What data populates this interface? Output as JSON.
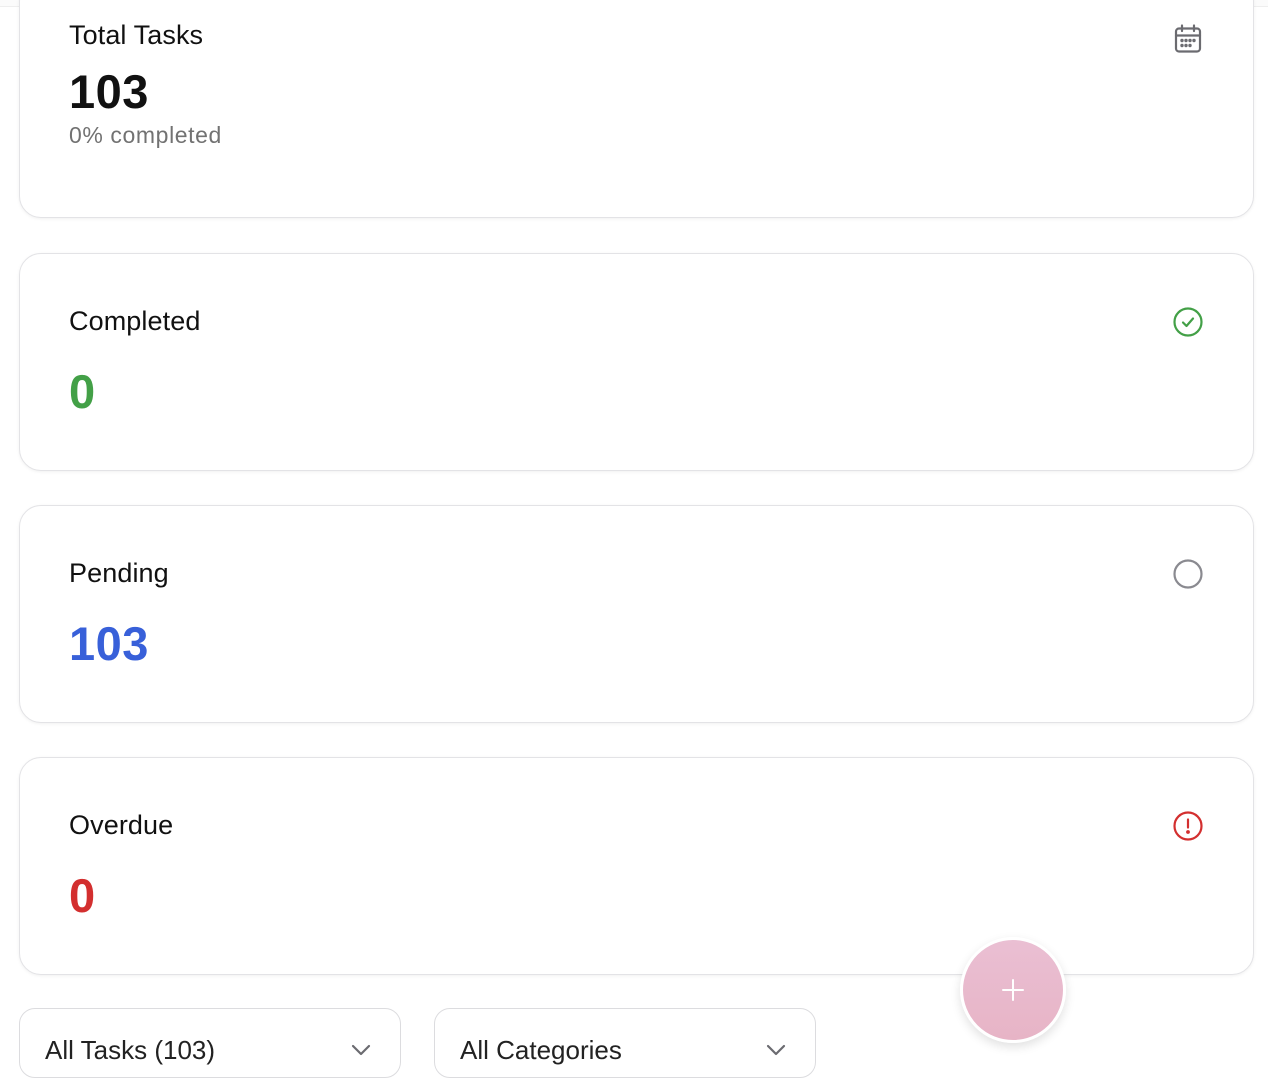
{
  "stats": {
    "total": {
      "title": "Total Tasks",
      "value": "103",
      "subtitle": "0% completed",
      "icon": "calendar-icon"
    },
    "completed": {
      "title": "Completed",
      "value": "0",
      "icon": "check-circle-icon",
      "color": "#43a047"
    },
    "pending": {
      "title": "Pending",
      "value": "103",
      "icon": "empty-circle-icon",
      "color": "#3860d9"
    },
    "overdue": {
      "title": "Overdue",
      "value": "0",
      "icon": "alert-circle-icon",
      "color": "#d32f2f"
    }
  },
  "filters": {
    "status_select": "All Tasks (103)",
    "category_select": "All Categories"
  },
  "fab": {
    "icon": "plus-icon",
    "color": "#eabfd3"
  }
}
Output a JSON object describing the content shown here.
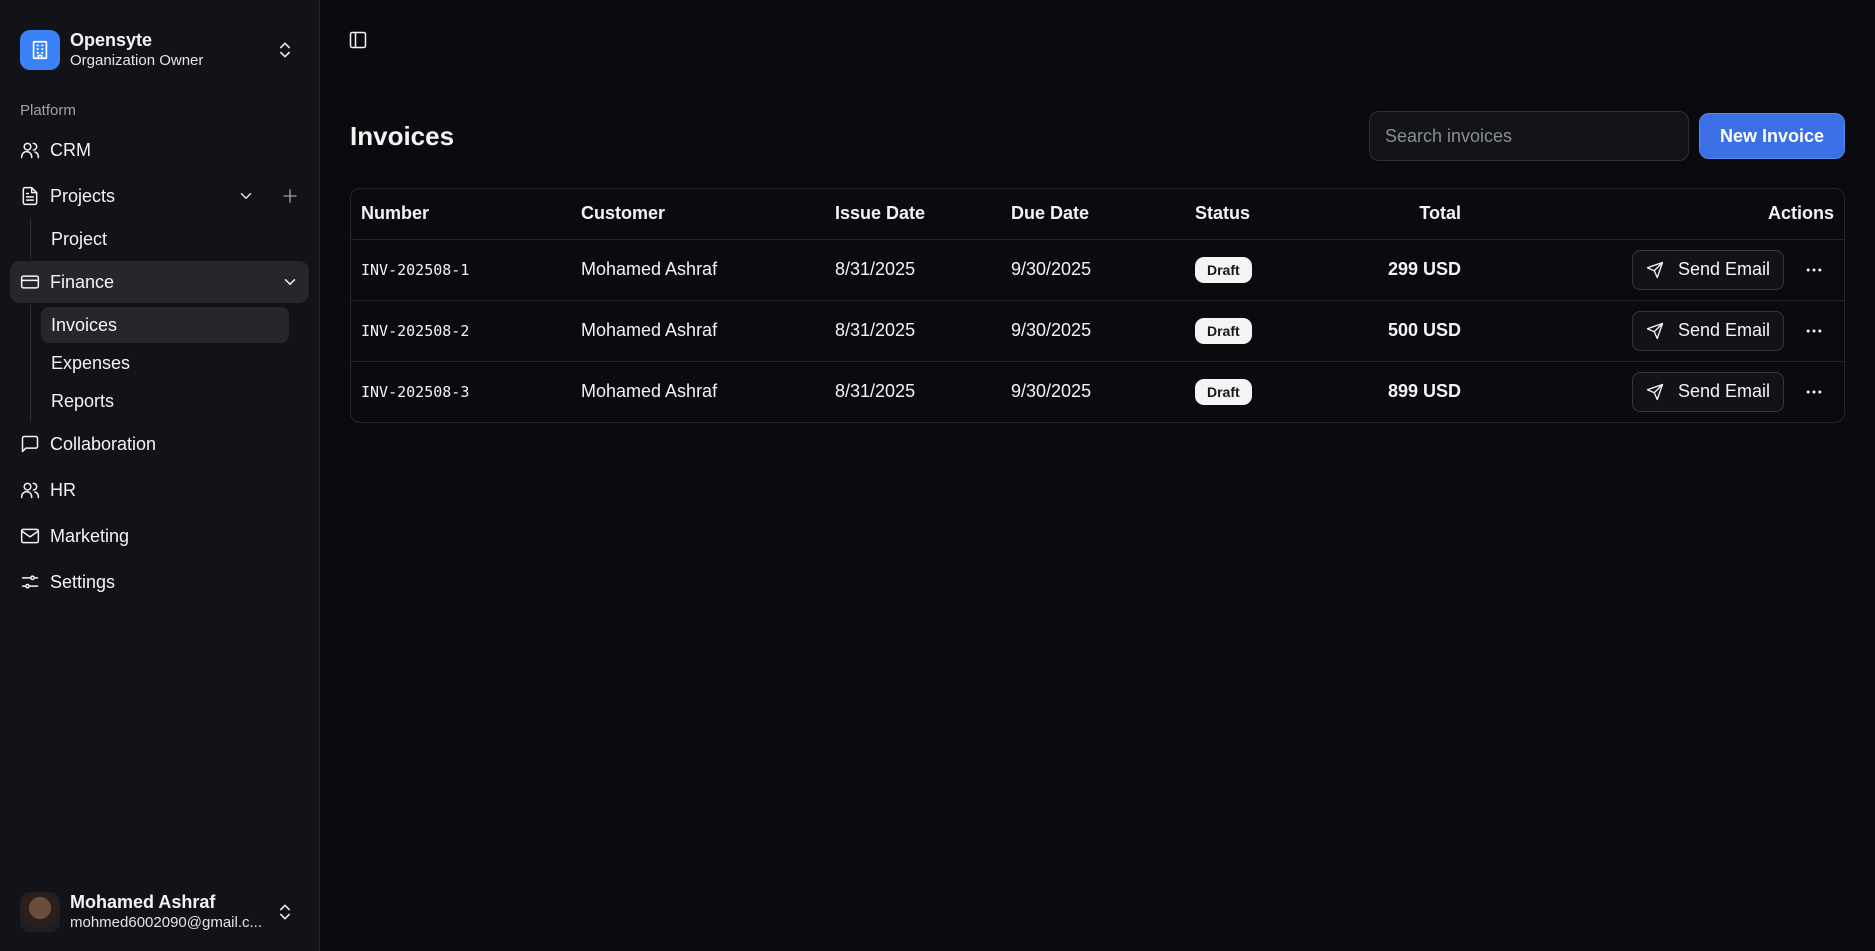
{
  "org": {
    "name": "Opensyte",
    "role": "Organization Owner"
  },
  "sidebar": {
    "group_label": "Platform",
    "crm": "CRM",
    "projects": "Projects",
    "projects_sub": [
      "Project"
    ],
    "finance": "Finance",
    "finance_sub": [
      "Invoices",
      "Expenses",
      "Reports"
    ],
    "collaboration": "Collaboration",
    "hr": "HR",
    "marketing": "Marketing",
    "settings": "Settings"
  },
  "user": {
    "name": "Mohamed Ashraf",
    "email": "mohmed6002090@gmail.c..."
  },
  "page": {
    "title": "Invoices",
    "search_placeholder": "Search invoices",
    "new_button": "New Invoice"
  },
  "table": {
    "headers": [
      "Number",
      "Customer",
      "Issue Date",
      "Due Date",
      "Status",
      "Total",
      "Actions"
    ],
    "rows": [
      {
        "number": "INV-202508-1",
        "customer": "Mohamed Ashraf",
        "issue": "8/31/2025",
        "due": "9/30/2025",
        "status": "Draft",
        "total": "299 USD"
      },
      {
        "number": "INV-202508-2",
        "customer": "Mohamed Ashraf",
        "issue": "8/31/2025",
        "due": "9/30/2025",
        "status": "Draft",
        "total": "500 USD"
      },
      {
        "number": "INV-202508-3",
        "customer": "Mohamed Ashraf",
        "issue": "8/31/2025",
        "due": "9/30/2025",
        "status": "Draft",
        "total": "899 USD"
      }
    ],
    "send_label": "Send Email"
  },
  "colors": {
    "accent": "#3b82f6",
    "background": "#0a0b0f",
    "sidebar": "#111318"
  }
}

**Aim**: Do not copy pictures. Restate exactly the lines from the one containing "Output a JSON" through the last line of the records.

**Output of the exercise**:
Output a JSON object describing the content shown here.
{
  "org": {
    "name": "Opensyte",
    "role": "Organization Owner"
  },
  "sidebar": {
    "group_label": "Platform",
    "crm": "CRM",
    "projects": "Projects",
    "projects_sub": [
      "Project"
    ],
    "finance": "Finance",
    "finance_sub": [
      "Invoices",
      "Expenses",
      "Reports"
    ],
    "collaboration": "Collaboration",
    "hr": "HR",
    "marketing": "Marketing",
    "settings": "Settings"
  },
  "user": {
    "name": "Mohamed Ashraf",
    "email": "mohmed6002090@gmail.c..."
  },
  "page": {
    "title": "Invoices",
    "search_placeholder": "Search invoices",
    "new_button": "New Invoice"
  },
  "table": {
    "headers": [
      "Number",
      "Customer",
      "Issue Date",
      "Due Date",
      "Status",
      "Total",
      "Actions"
    ],
    "rows": [
      {
        "number": "INV-202508-1",
        "customer": "Mohamed Ashraf",
        "issue": "8/31/2025",
        "due": "9/30/2025",
        "status": "Draft",
        "total": "299 USD"
      },
      {
        "number": "INV-202508-2",
        "customer": "Mohamed Ashraf",
        "issue": "8/31/2025",
        "due": "9/30/2025",
        "status": "Draft",
        "total": "500 USD"
      },
      {
        "number": "INV-202508-3",
        "customer": "Mohamed Ashraf",
        "issue": "8/31/2025",
        "due": "9/30/2025",
        "status": "Draft",
        "total": "899 USD"
      }
    ],
    "send_label": "Send Email"
  },
  "colors": {
    "accent": "#3b82f6",
    "background": "#0a0b0f",
    "sidebar": "#111318"
  }
}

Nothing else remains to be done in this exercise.